#### Problem to solve
Skip the images and return the records below exactly.
☆ ☆ ☆
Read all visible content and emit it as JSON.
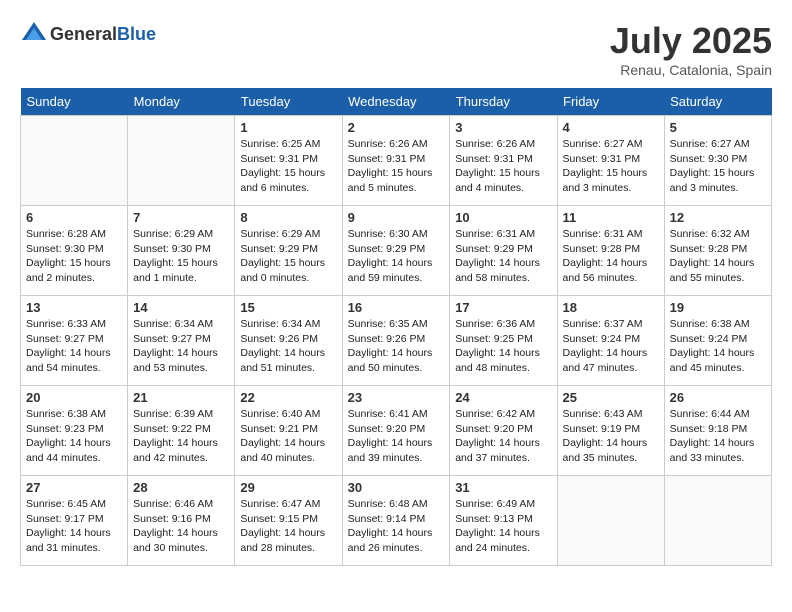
{
  "header": {
    "logo_general": "General",
    "logo_blue": "Blue",
    "month": "July 2025",
    "location": "Renau, Catalonia, Spain"
  },
  "days_of_week": [
    "Sunday",
    "Monday",
    "Tuesday",
    "Wednesday",
    "Thursday",
    "Friday",
    "Saturday"
  ],
  "weeks": [
    [
      {
        "day": "",
        "info": ""
      },
      {
        "day": "",
        "info": ""
      },
      {
        "day": "1",
        "info": "Sunrise: 6:25 AM\nSunset: 9:31 PM\nDaylight: 15 hours\nand 6 minutes."
      },
      {
        "day": "2",
        "info": "Sunrise: 6:26 AM\nSunset: 9:31 PM\nDaylight: 15 hours\nand 5 minutes."
      },
      {
        "day": "3",
        "info": "Sunrise: 6:26 AM\nSunset: 9:31 PM\nDaylight: 15 hours\nand 4 minutes."
      },
      {
        "day": "4",
        "info": "Sunrise: 6:27 AM\nSunset: 9:31 PM\nDaylight: 15 hours\nand 3 minutes."
      },
      {
        "day": "5",
        "info": "Sunrise: 6:27 AM\nSunset: 9:30 PM\nDaylight: 15 hours\nand 3 minutes."
      }
    ],
    [
      {
        "day": "6",
        "info": "Sunrise: 6:28 AM\nSunset: 9:30 PM\nDaylight: 15 hours\nand 2 minutes."
      },
      {
        "day": "7",
        "info": "Sunrise: 6:29 AM\nSunset: 9:30 PM\nDaylight: 15 hours\nand 1 minute."
      },
      {
        "day": "8",
        "info": "Sunrise: 6:29 AM\nSunset: 9:29 PM\nDaylight: 15 hours\nand 0 minutes."
      },
      {
        "day": "9",
        "info": "Sunrise: 6:30 AM\nSunset: 9:29 PM\nDaylight: 14 hours\nand 59 minutes."
      },
      {
        "day": "10",
        "info": "Sunrise: 6:31 AM\nSunset: 9:29 PM\nDaylight: 14 hours\nand 58 minutes."
      },
      {
        "day": "11",
        "info": "Sunrise: 6:31 AM\nSunset: 9:28 PM\nDaylight: 14 hours\nand 56 minutes."
      },
      {
        "day": "12",
        "info": "Sunrise: 6:32 AM\nSunset: 9:28 PM\nDaylight: 14 hours\nand 55 minutes."
      }
    ],
    [
      {
        "day": "13",
        "info": "Sunrise: 6:33 AM\nSunset: 9:27 PM\nDaylight: 14 hours\nand 54 minutes."
      },
      {
        "day": "14",
        "info": "Sunrise: 6:34 AM\nSunset: 9:27 PM\nDaylight: 14 hours\nand 53 minutes."
      },
      {
        "day": "15",
        "info": "Sunrise: 6:34 AM\nSunset: 9:26 PM\nDaylight: 14 hours\nand 51 minutes."
      },
      {
        "day": "16",
        "info": "Sunrise: 6:35 AM\nSunset: 9:26 PM\nDaylight: 14 hours\nand 50 minutes."
      },
      {
        "day": "17",
        "info": "Sunrise: 6:36 AM\nSunset: 9:25 PM\nDaylight: 14 hours\nand 48 minutes."
      },
      {
        "day": "18",
        "info": "Sunrise: 6:37 AM\nSunset: 9:24 PM\nDaylight: 14 hours\nand 47 minutes."
      },
      {
        "day": "19",
        "info": "Sunrise: 6:38 AM\nSunset: 9:24 PM\nDaylight: 14 hours\nand 45 minutes."
      }
    ],
    [
      {
        "day": "20",
        "info": "Sunrise: 6:38 AM\nSunset: 9:23 PM\nDaylight: 14 hours\nand 44 minutes."
      },
      {
        "day": "21",
        "info": "Sunrise: 6:39 AM\nSunset: 9:22 PM\nDaylight: 14 hours\nand 42 minutes."
      },
      {
        "day": "22",
        "info": "Sunrise: 6:40 AM\nSunset: 9:21 PM\nDaylight: 14 hours\nand 40 minutes."
      },
      {
        "day": "23",
        "info": "Sunrise: 6:41 AM\nSunset: 9:20 PM\nDaylight: 14 hours\nand 39 minutes."
      },
      {
        "day": "24",
        "info": "Sunrise: 6:42 AM\nSunset: 9:20 PM\nDaylight: 14 hours\nand 37 minutes."
      },
      {
        "day": "25",
        "info": "Sunrise: 6:43 AM\nSunset: 9:19 PM\nDaylight: 14 hours\nand 35 minutes."
      },
      {
        "day": "26",
        "info": "Sunrise: 6:44 AM\nSunset: 9:18 PM\nDaylight: 14 hours\nand 33 minutes."
      }
    ],
    [
      {
        "day": "27",
        "info": "Sunrise: 6:45 AM\nSunset: 9:17 PM\nDaylight: 14 hours\nand 31 minutes."
      },
      {
        "day": "28",
        "info": "Sunrise: 6:46 AM\nSunset: 9:16 PM\nDaylight: 14 hours\nand 30 minutes."
      },
      {
        "day": "29",
        "info": "Sunrise: 6:47 AM\nSunset: 9:15 PM\nDaylight: 14 hours\nand 28 minutes."
      },
      {
        "day": "30",
        "info": "Sunrise: 6:48 AM\nSunset: 9:14 PM\nDaylight: 14 hours\nand 26 minutes."
      },
      {
        "day": "31",
        "info": "Sunrise: 6:49 AM\nSunset: 9:13 PM\nDaylight: 14 hours\nand 24 minutes."
      },
      {
        "day": "",
        "info": ""
      },
      {
        "day": "",
        "info": ""
      }
    ]
  ]
}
☆ ☆ ☆
#### Completed task
Read all visible content and emit it as JSON.
{
  "header": {
    "logo_general": "General",
    "logo_blue": "Blue",
    "month": "July 2025",
    "location": "Renau, Catalonia, Spain"
  },
  "days_of_week": [
    "Sunday",
    "Monday",
    "Tuesday",
    "Wednesday",
    "Thursday",
    "Friday",
    "Saturday"
  ],
  "weeks": [
    [
      {
        "day": "",
        "info": ""
      },
      {
        "day": "",
        "info": ""
      },
      {
        "day": "1",
        "info": "Sunrise: 6:25 AM\nSunset: 9:31 PM\nDaylight: 15 hours\nand 6 minutes."
      },
      {
        "day": "2",
        "info": "Sunrise: 6:26 AM\nSunset: 9:31 PM\nDaylight: 15 hours\nand 5 minutes."
      },
      {
        "day": "3",
        "info": "Sunrise: 6:26 AM\nSunset: 9:31 PM\nDaylight: 15 hours\nand 4 minutes."
      },
      {
        "day": "4",
        "info": "Sunrise: 6:27 AM\nSunset: 9:31 PM\nDaylight: 15 hours\nand 3 minutes."
      },
      {
        "day": "5",
        "info": "Sunrise: 6:27 AM\nSunset: 9:30 PM\nDaylight: 15 hours\nand 3 minutes."
      }
    ],
    [
      {
        "day": "6",
        "info": "Sunrise: 6:28 AM\nSunset: 9:30 PM\nDaylight: 15 hours\nand 2 minutes."
      },
      {
        "day": "7",
        "info": "Sunrise: 6:29 AM\nSunset: 9:30 PM\nDaylight: 15 hours\nand 1 minute."
      },
      {
        "day": "8",
        "info": "Sunrise: 6:29 AM\nSunset: 9:29 PM\nDaylight: 15 hours\nand 0 minutes."
      },
      {
        "day": "9",
        "info": "Sunrise: 6:30 AM\nSunset: 9:29 PM\nDaylight: 14 hours\nand 59 minutes."
      },
      {
        "day": "10",
        "info": "Sunrise: 6:31 AM\nSunset: 9:29 PM\nDaylight: 14 hours\nand 58 minutes."
      },
      {
        "day": "11",
        "info": "Sunrise: 6:31 AM\nSunset: 9:28 PM\nDaylight: 14 hours\nand 56 minutes."
      },
      {
        "day": "12",
        "info": "Sunrise: 6:32 AM\nSunset: 9:28 PM\nDaylight: 14 hours\nand 55 minutes."
      }
    ],
    [
      {
        "day": "13",
        "info": "Sunrise: 6:33 AM\nSunset: 9:27 PM\nDaylight: 14 hours\nand 54 minutes."
      },
      {
        "day": "14",
        "info": "Sunrise: 6:34 AM\nSunset: 9:27 PM\nDaylight: 14 hours\nand 53 minutes."
      },
      {
        "day": "15",
        "info": "Sunrise: 6:34 AM\nSunset: 9:26 PM\nDaylight: 14 hours\nand 51 minutes."
      },
      {
        "day": "16",
        "info": "Sunrise: 6:35 AM\nSunset: 9:26 PM\nDaylight: 14 hours\nand 50 minutes."
      },
      {
        "day": "17",
        "info": "Sunrise: 6:36 AM\nSunset: 9:25 PM\nDaylight: 14 hours\nand 48 minutes."
      },
      {
        "day": "18",
        "info": "Sunrise: 6:37 AM\nSunset: 9:24 PM\nDaylight: 14 hours\nand 47 minutes."
      },
      {
        "day": "19",
        "info": "Sunrise: 6:38 AM\nSunset: 9:24 PM\nDaylight: 14 hours\nand 45 minutes."
      }
    ],
    [
      {
        "day": "20",
        "info": "Sunrise: 6:38 AM\nSunset: 9:23 PM\nDaylight: 14 hours\nand 44 minutes."
      },
      {
        "day": "21",
        "info": "Sunrise: 6:39 AM\nSunset: 9:22 PM\nDaylight: 14 hours\nand 42 minutes."
      },
      {
        "day": "22",
        "info": "Sunrise: 6:40 AM\nSunset: 9:21 PM\nDaylight: 14 hours\nand 40 minutes."
      },
      {
        "day": "23",
        "info": "Sunrise: 6:41 AM\nSunset: 9:20 PM\nDaylight: 14 hours\nand 39 minutes."
      },
      {
        "day": "24",
        "info": "Sunrise: 6:42 AM\nSunset: 9:20 PM\nDaylight: 14 hours\nand 37 minutes."
      },
      {
        "day": "25",
        "info": "Sunrise: 6:43 AM\nSunset: 9:19 PM\nDaylight: 14 hours\nand 35 minutes."
      },
      {
        "day": "26",
        "info": "Sunrise: 6:44 AM\nSunset: 9:18 PM\nDaylight: 14 hours\nand 33 minutes."
      }
    ],
    [
      {
        "day": "27",
        "info": "Sunrise: 6:45 AM\nSunset: 9:17 PM\nDaylight: 14 hours\nand 31 minutes."
      },
      {
        "day": "28",
        "info": "Sunrise: 6:46 AM\nSunset: 9:16 PM\nDaylight: 14 hours\nand 30 minutes."
      },
      {
        "day": "29",
        "info": "Sunrise: 6:47 AM\nSunset: 9:15 PM\nDaylight: 14 hours\nand 28 minutes."
      },
      {
        "day": "30",
        "info": "Sunrise: 6:48 AM\nSunset: 9:14 PM\nDaylight: 14 hours\nand 26 minutes."
      },
      {
        "day": "31",
        "info": "Sunrise: 6:49 AM\nSunset: 9:13 PM\nDaylight: 14 hours\nand 24 minutes."
      },
      {
        "day": "",
        "info": ""
      },
      {
        "day": "",
        "info": ""
      }
    ]
  ]
}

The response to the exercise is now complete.